## Supplied text
------------------------------------------------
Skip to main content

Introduction

orq.ai exposes API to manipulate Datasets. These APIs are used to manage and enrich Datasets programmatically. In this page we’ll see the common use cases for creating, enriching and fetching datasets through the API.

Prerequisite

To get started, an API key is needed to use within SDKs or HTTP API.
To get an API key ready, see Authentication.

SDKs

Creating a Dataset

To create a Dataset, we’ll use the Create Dataset API. The following information are required to create a Dataset:
  • a unique name.
  • the path within the orq.ai workspace (see Projects).
curl --request POST \
     --url https://api.orq.ai/v2/datasets \
     --header 'accept: application/json' \
     --header 'authorization: Bearer ORQ_API_KEY' \
     --header 'content-type: application/json' \
     --data '
{
  "display_name": "MyDataset",
  "path": "Default"
}
'
The API responds with the following payload:
The API call will return a dataset_id that is used in the next calls.
------------------------------------------------
## Excerpted data
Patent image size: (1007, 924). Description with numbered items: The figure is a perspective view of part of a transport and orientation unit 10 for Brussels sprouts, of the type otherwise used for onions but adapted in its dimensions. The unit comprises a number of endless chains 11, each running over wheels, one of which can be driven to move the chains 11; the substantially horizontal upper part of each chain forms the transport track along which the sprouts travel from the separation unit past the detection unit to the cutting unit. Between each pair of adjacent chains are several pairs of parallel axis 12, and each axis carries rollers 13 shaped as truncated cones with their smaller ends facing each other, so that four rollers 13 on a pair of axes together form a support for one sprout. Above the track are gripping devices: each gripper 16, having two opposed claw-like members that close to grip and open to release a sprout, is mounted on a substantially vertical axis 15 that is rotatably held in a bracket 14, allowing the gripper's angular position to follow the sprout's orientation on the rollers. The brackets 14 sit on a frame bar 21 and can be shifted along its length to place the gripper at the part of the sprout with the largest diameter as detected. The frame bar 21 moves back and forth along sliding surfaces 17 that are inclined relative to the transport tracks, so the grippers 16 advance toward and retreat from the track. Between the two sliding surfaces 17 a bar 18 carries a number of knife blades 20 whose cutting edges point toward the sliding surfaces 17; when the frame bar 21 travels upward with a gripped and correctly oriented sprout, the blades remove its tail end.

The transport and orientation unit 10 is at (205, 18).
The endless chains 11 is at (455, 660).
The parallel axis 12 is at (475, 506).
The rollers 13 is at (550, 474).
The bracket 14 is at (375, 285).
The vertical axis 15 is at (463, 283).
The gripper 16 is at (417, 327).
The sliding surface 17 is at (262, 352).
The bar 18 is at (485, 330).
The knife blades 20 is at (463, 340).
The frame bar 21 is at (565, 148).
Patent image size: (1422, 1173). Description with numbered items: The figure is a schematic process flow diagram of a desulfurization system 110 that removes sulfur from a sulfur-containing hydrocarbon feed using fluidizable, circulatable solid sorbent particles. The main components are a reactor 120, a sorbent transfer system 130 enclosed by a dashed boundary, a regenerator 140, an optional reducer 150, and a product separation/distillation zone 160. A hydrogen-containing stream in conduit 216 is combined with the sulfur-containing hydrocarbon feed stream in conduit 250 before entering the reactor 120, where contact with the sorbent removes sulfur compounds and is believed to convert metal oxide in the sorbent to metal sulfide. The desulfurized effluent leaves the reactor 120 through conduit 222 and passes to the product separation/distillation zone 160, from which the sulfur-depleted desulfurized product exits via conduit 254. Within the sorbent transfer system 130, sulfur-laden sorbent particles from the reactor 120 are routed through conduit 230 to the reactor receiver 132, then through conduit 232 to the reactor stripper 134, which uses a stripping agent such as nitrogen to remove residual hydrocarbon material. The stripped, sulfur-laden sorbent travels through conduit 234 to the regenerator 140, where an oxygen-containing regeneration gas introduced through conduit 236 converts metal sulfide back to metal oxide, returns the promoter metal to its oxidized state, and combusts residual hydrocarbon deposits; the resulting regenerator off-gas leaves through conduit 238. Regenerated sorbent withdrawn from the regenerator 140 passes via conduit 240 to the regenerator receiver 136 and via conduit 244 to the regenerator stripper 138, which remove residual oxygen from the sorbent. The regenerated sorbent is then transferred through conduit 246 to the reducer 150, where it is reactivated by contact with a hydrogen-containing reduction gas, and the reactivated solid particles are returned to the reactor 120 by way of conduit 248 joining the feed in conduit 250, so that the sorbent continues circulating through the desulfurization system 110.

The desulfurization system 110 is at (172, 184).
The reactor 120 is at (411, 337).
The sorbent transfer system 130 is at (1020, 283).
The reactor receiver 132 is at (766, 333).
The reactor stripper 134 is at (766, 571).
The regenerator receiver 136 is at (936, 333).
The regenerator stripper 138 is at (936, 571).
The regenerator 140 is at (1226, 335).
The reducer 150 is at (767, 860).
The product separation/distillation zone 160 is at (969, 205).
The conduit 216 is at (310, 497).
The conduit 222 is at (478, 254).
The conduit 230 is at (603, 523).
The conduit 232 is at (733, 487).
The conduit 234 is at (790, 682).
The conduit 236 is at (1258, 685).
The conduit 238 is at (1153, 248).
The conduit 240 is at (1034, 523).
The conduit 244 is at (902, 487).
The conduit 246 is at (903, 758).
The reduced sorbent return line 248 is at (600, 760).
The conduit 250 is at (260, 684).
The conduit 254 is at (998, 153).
------------------------------------------------
## Exercise prompt
Pick up the guide to the orq.ai Datasets API after its final sentence and write its next part.

## Answer to this problem
{
  "display_name": "MyDataset",
  "path": "Default",
  "_id": "<dataset_id>",
  "workspace_id": "<workspace_id>",
  "created": "2025-06-05T13:16:24.865Z",
  "updated": "2025-06-05T13:16:24.865Z",
  "created_by_id": null,
  "updated_by_id": null,
  "project_id": "<project_id>",
  "metadata": {
    "total_versions": 0,
    "datapoints_count": 0
  }
}

Adding Datapoints to a Dataset

Datapoints are entries in a Dataset. You can add between 1 and 5,000 datapoints in a single API request. To create datapoints, we’ll use the Create Datapoints API The expected payload contains:
  • The previously acquired dataset ID
  • An array of datapoints, where each contains:
    • Inputs – Variables that can be used in the prompt message, e.g., {{firstname}}
    • Messages – The prompt template, structured with system, user, and assistant roles
    • Expected Output – Reference responses that evaluators use to compare against newly generated outputs
curl --request POST \
       --url https://api.orq.ai/v2/datasets/DATASET_ID/datapoints \
       --header 'accept: application/json' \
       --header 'authorization: Bearer ORQ_API_KEY' \
       --header 'content-type: application/json' \
       --data '[
    {
      "inputs": {"country": "France"},
      "messages": [
        {"role": "user", "content": "Capital of {{country}}?"},
        {"role": "assistant", "content": "Paris"}
      ],
      "expected_output": "Paris"
    },
    {
      "inputs": {"country": "Germany"},
      "messages": [
        {"role": "user", "content": "Capital of {{country}}?"},
        {"role": "assistant", "content": "Berlin"}
      ],
      "expected_output": "Berlin"
    },
    {
      "inputs": {"country": "Spain"},
      "messages": [
        {"role": "user", "content": "Capital of {{country}}?"},
        {"role": "assistant", "content": "Madrid"}
      ],
      "expected_output": "Madrid"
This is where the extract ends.